How many lines in this material include the string "Liabilities"? Answer with the number and nothing further.
__________________________________________________
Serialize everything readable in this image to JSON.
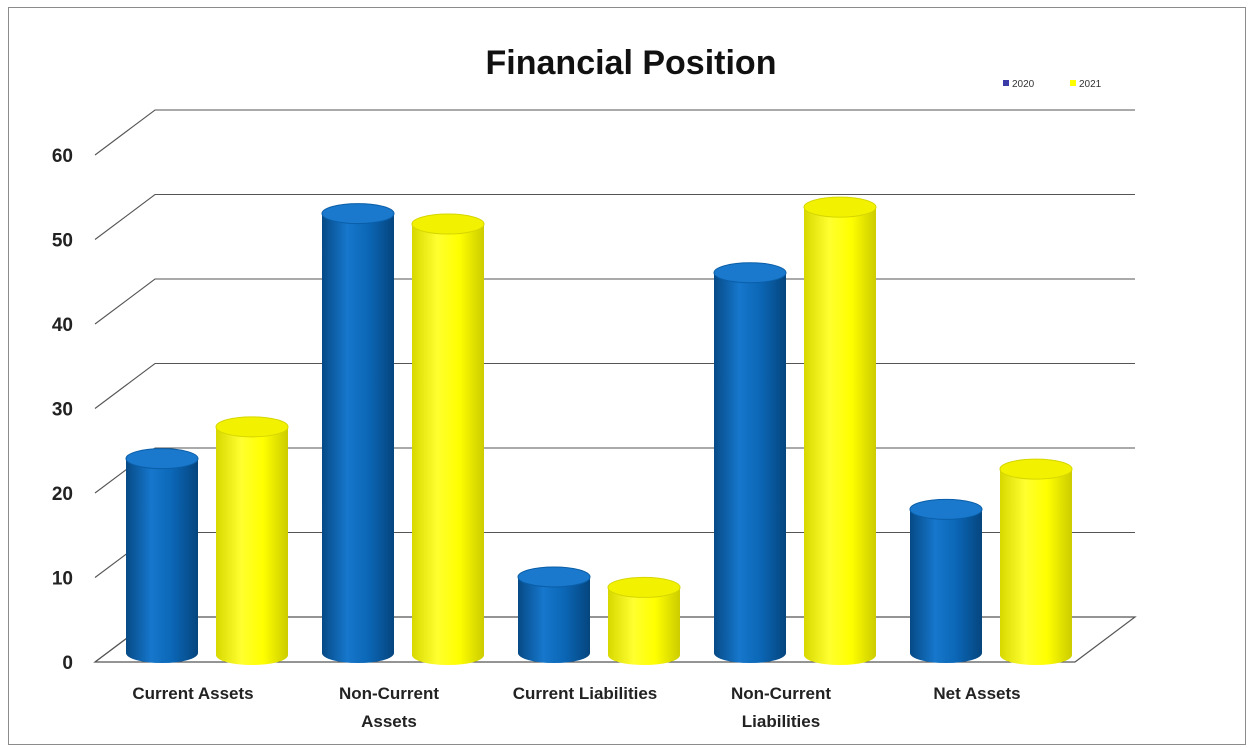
{
  "chart_data": {
    "type": "bar",
    "title": "Financial Position",
    "xlabel": "",
    "ylabel": "",
    "categories": [
      "Current Assets",
      "Non-Current Assets",
      "Current Liabilities",
      "Non-Current Liabilities",
      "Net Assets"
    ],
    "category_lines": [
      [
        "Current Assets"
      ],
      [
        "Non-Current",
        "Assets"
      ],
      [
        "Current Liabilities"
      ],
      [
        "Non-Current",
        "Liabilities"
      ],
      [
        "Net Assets"
      ]
    ],
    "series": [
      {
        "name": "2020",
        "color": "#0b66b5",
        "values": [
          23,
          52,
          9,
          45,
          17
        ]
      },
      {
        "name": "2021",
        "color": "#ffff00",
        "values": [
          27,
          51,
          8,
          53,
          22
        ]
      }
    ],
    "ylim": [
      0,
      60
    ],
    "yticks": [
      0,
      10,
      20,
      30,
      40,
      50,
      60
    ],
    "grid": true,
    "legend": "top-right",
    "style": "3d-cylinder"
  }
}
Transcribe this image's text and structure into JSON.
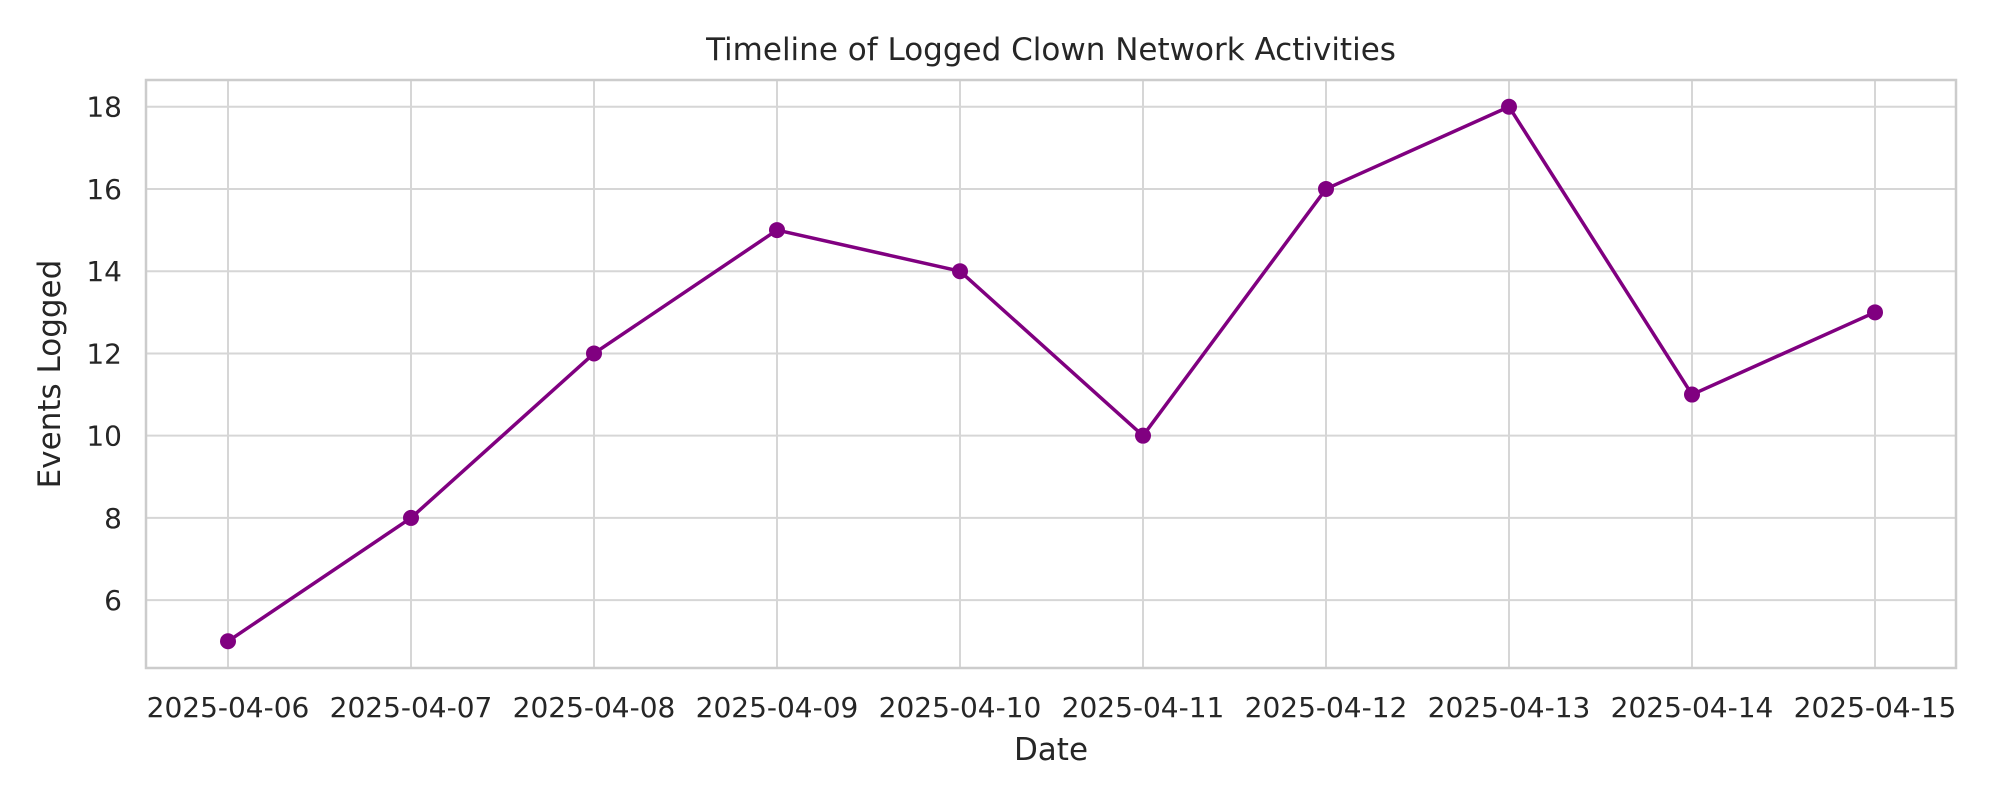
{
  "chart_data": {
    "type": "line",
    "title": "Timeline of Logged Clown Network Activities",
    "xlabel": "Date",
    "ylabel": "Events Logged",
    "x": [
      "2025-04-06",
      "2025-04-07",
      "2025-04-08",
      "2025-04-09",
      "2025-04-10",
      "2025-04-11",
      "2025-04-12",
      "2025-04-13",
      "2025-04-14",
      "2025-04-15"
    ],
    "series": [
      {
        "values": [
          5,
          8,
          12,
          15,
          14,
          10,
          16,
          18,
          11,
          13
        ],
        "color": "#800080",
        "marker": "circle"
      }
    ],
    "y_ticks": [
      6,
      8,
      10,
      12,
      14,
      16,
      18
    ],
    "ylim": [
      4.35,
      18.65
    ],
    "grid": true,
    "legend": "none"
  }
}
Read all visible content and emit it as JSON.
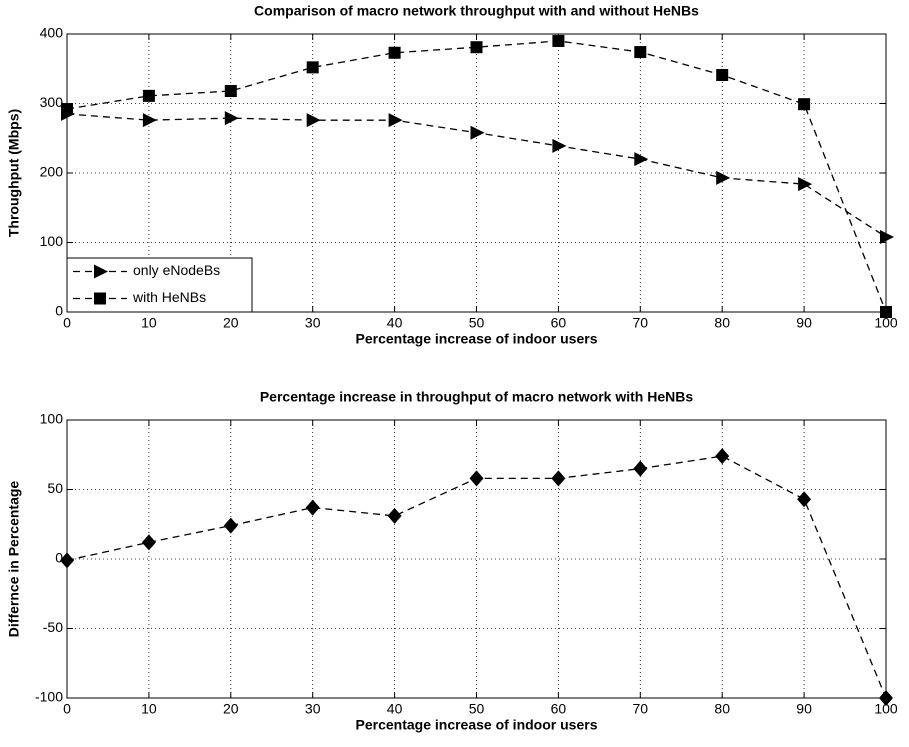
{
  "chart_data": [
    {
      "type": "line",
      "title": "Comparison of macro network throughput with and without HeNBs",
      "x_label": "Percentage increase of indoor users",
      "y_label": "Throughput (Mbps)",
      "x": [
        0,
        10,
        20,
        30,
        40,
        50,
        60,
        70,
        80,
        90,
        100
      ],
      "series": [
        {
          "name": "only eNodeBs",
          "color": "#000000",
          "marker": "triangle-right",
          "values": [
            285,
            276,
            279,
            276,
            276,
            258,
            239,
            220,
            193,
            184,
            108
          ]
        },
        {
          "name": "with HeNBs",
          "color": "#000000",
          "marker": "square",
          "values": [
            292,
            311,
            318,
            352,
            373,
            381,
            390,
            374,
            341,
            299,
            0
          ]
        }
      ],
      "xlim": [
        0,
        100
      ],
      "xticks": [
        0,
        10,
        20,
        30,
        40,
        50,
        60,
        70,
        80,
        90,
        100
      ],
      "ylim": [
        0,
        400
      ],
      "yticks": [
        0,
        100,
        200,
        300,
        400
      ],
      "grid": true,
      "legend": "lower left"
    },
    {
      "type": "line",
      "title": "Percentage increase in throughput of macro network with HeNBs",
      "x_label": "Percentage increase of indoor users",
      "y_label": "Differnce in Percentage",
      "x": [
        0,
        10,
        20,
        30,
        40,
        50,
        60,
        70,
        80,
        90,
        100
      ],
      "series": [
        {
          "color": "#000000",
          "marker": "diamond",
          "values": [
            -1,
            12,
            24,
            37,
            31,
            58,
            58,
            65,
            74,
            43,
            -100
          ]
        }
      ],
      "xlim": [
        0,
        100
      ],
      "xticks": [
        0,
        10,
        20,
        30,
        40,
        50,
        60,
        70,
        80,
        90,
        100
      ],
      "ylim": [
        -100,
        100
      ],
      "yticks": [
        -100,
        -50,
        0,
        50,
        100
      ],
      "grid": true
    }
  ]
}
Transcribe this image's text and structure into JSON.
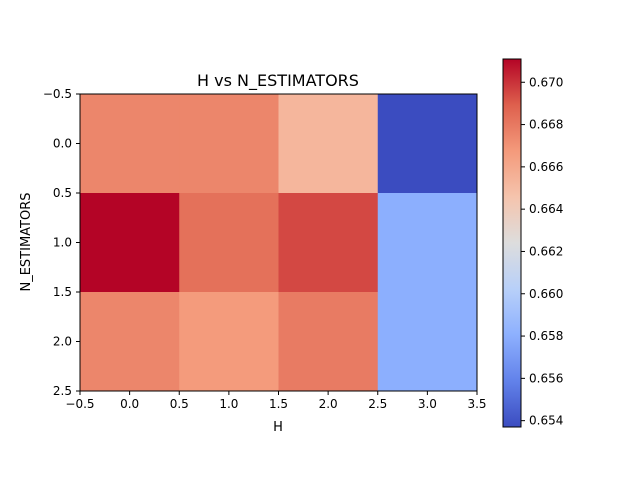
{
  "chart_data": {
    "type": "heatmap",
    "title": "H vs N_ESTIMATORS",
    "xlabel": "H",
    "ylabel": "N_ESTIMATORS",
    "xlim": [
      -0.5,
      3.5
    ],
    "ylim": [
      2.5,
      -0.5
    ],
    "x_ticks": [
      "-0.5",
      "0.0",
      "0.5",
      "1.0",
      "1.5",
      "2.0",
      "2.5",
      "3.0",
      "3.5"
    ],
    "y_ticks": [
      "-0.5",
      "0.0",
      "0.5",
      "1.0",
      "1.5",
      "2.0",
      "2.5"
    ],
    "x": [
      0,
      1,
      2,
      3
    ],
    "y": [
      0,
      1,
      2
    ],
    "values": [
      [
        0.6675,
        0.6675,
        0.6653,
        0.6537
      ],
      [
        0.6711,
        0.6683,
        0.6695,
        0.658
      ],
      [
        0.6675,
        0.6667,
        0.6679,
        0.658
      ]
    ],
    "colormap": "coolwarm",
    "colorbar": {
      "vmin": 0.6537,
      "vmax": 0.6711,
      "ticks": [
        "0.654",
        "0.656",
        "0.658",
        "0.660",
        "0.662",
        "0.664",
        "0.666",
        "0.668",
        "0.670"
      ]
    },
    "grid": false
  }
}
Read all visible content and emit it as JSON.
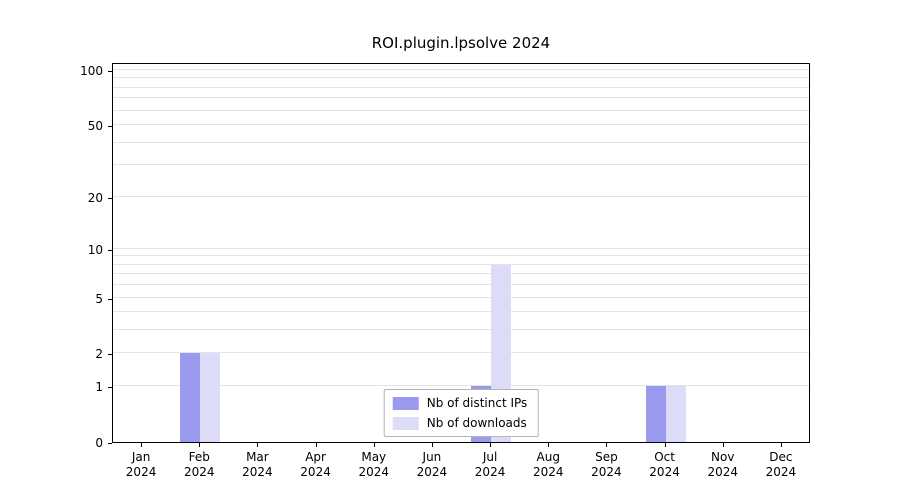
{
  "chart_data": {
    "type": "bar",
    "title": "ROI.plugin.lpsolve 2024",
    "year_label": "2024",
    "categories": [
      "Jan",
      "Feb",
      "Mar",
      "Apr",
      "May",
      "Jun",
      "Jul",
      "Aug",
      "Sep",
      "Oct",
      "Nov",
      "Dec"
    ],
    "series": [
      {
        "name": "Nb of distinct IPs",
        "color": "#9999ee",
        "values": [
          0,
          2,
          0,
          0,
          0,
          0,
          1,
          0,
          0,
          1,
          0,
          0
        ]
      },
      {
        "name": "Nb of downloads",
        "color": "#dcdcf8",
        "values": [
          0,
          2,
          0,
          0,
          0,
          0,
          8,
          0,
          0,
          1,
          0,
          0
        ]
      }
    ],
    "y_ticks": [
      0,
      1,
      2,
      5,
      10,
      20,
      50,
      100
    ],
    "gridlines": [
      1,
      2,
      3,
      4,
      5,
      6,
      7,
      8,
      9,
      10,
      20,
      30,
      40,
      50,
      60,
      70,
      80,
      90,
      100
    ],
    "scale": "log1p",
    "ylim": [
      0,
      110
    ],
    "grid_color": "#e4e4e4",
    "axis_color": "#000000",
    "legend_position": "bottom-center"
  }
}
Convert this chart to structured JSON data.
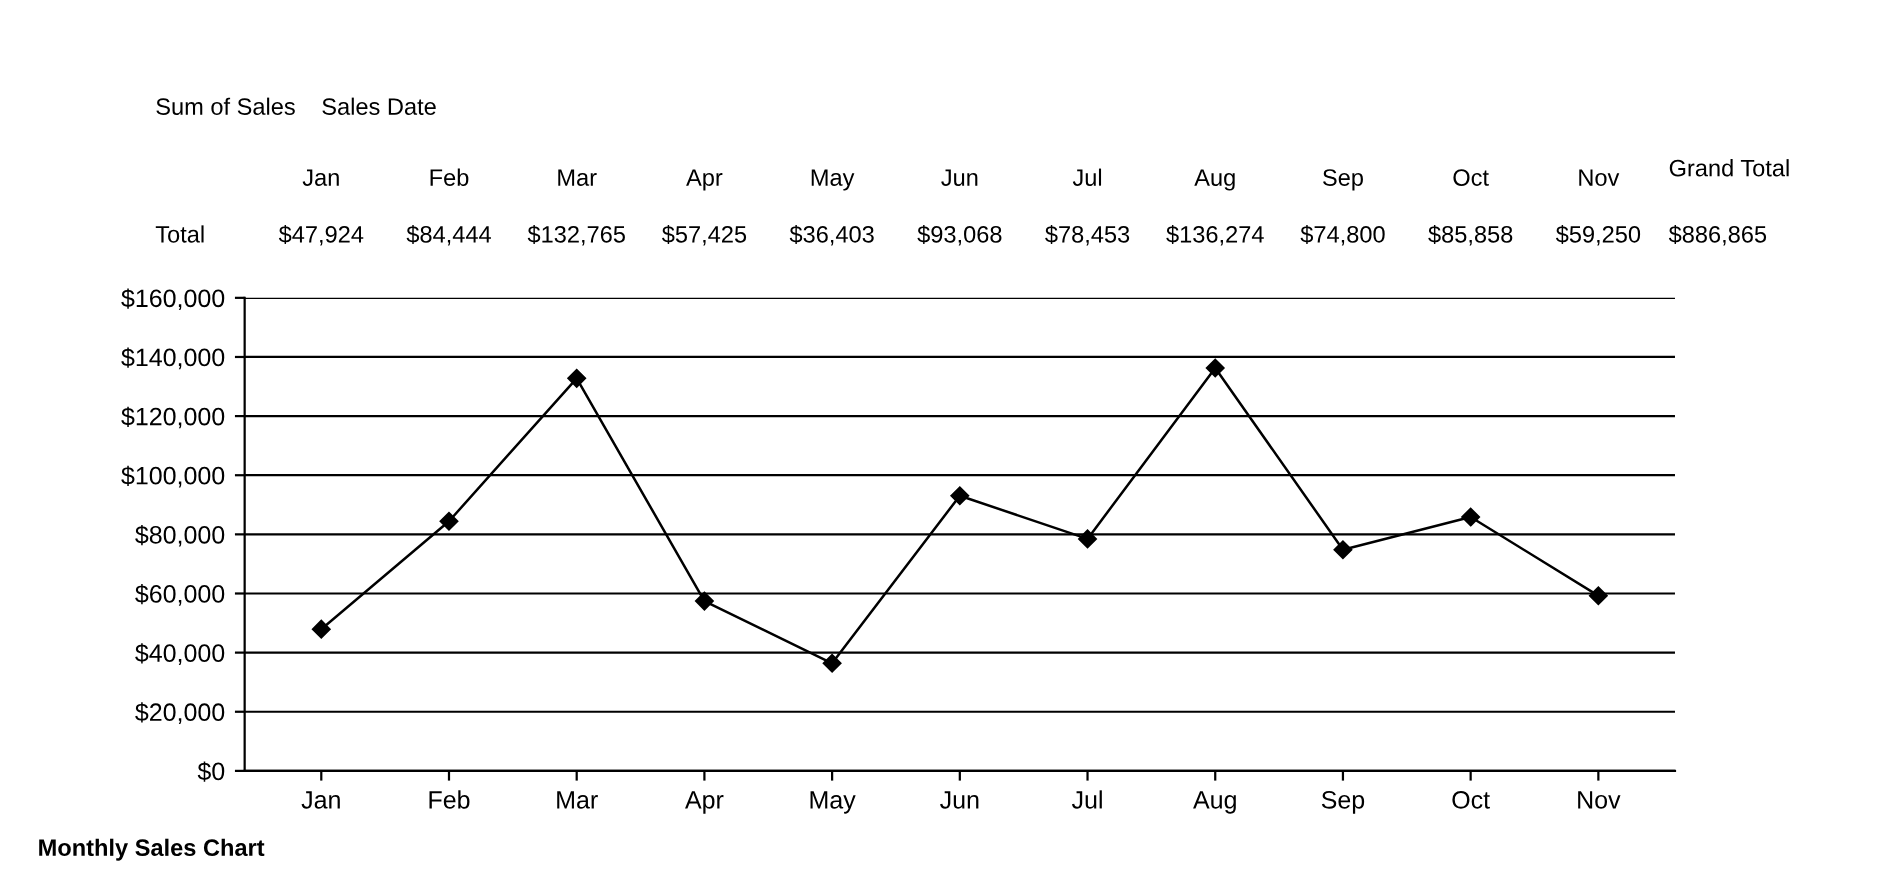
{
  "chart_data": {
    "type": "line",
    "categories": [
      "Jan",
      "Feb",
      "Mar",
      "Apr",
      "May",
      "Jun",
      "Jul",
      "Aug",
      "Sep",
      "Oct",
      "Nov"
    ],
    "series": [
      {
        "color": "#000000",
        "values": [
          47924,
          84444,
          132765,
          57425,
          36403,
          93068,
          78453,
          136274,
          74800,
          85858,
          59250
        ],
        "value_labels": [
          "$47,924",
          "$84,444",
          "$132,765",
          "$57,425",
          "$36,403",
          "$93,068",
          "$78,453",
          "$136,274",
          "$74,800",
          "$85,858",
          "$59,250"
        ]
      }
    ],
    "ylim": [
      0,
      160000
    ],
    "yticks": [
      {
        "value": 0,
        "label": "$0"
      },
      {
        "value": 20000,
        "label": "$20,000"
      },
      {
        "value": 40000,
        "label": "$40,000"
      },
      {
        "value": 60000,
        "label": "$60,000"
      },
      {
        "value": 80000,
        "label": "$80,000"
      },
      {
        "value": 100000,
        "label": "$100,000"
      },
      {
        "value": 120000,
        "label": "$120,000"
      },
      {
        "value": 140000,
        "label": "$140,000"
      },
      {
        "value": 160000,
        "label": "$160,000"
      }
    ],
    "grid": "y",
    "marker": "diamond",
    "line_style": "solid",
    "legend": false,
    "annotations": [
      "Sum of Sales",
      "Sales Date",
      "Total",
      "Grand Total",
      "$886,865",
      "Monthly Sales Chart"
    ]
  }
}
__________________________________________________
• [Worked answer] 4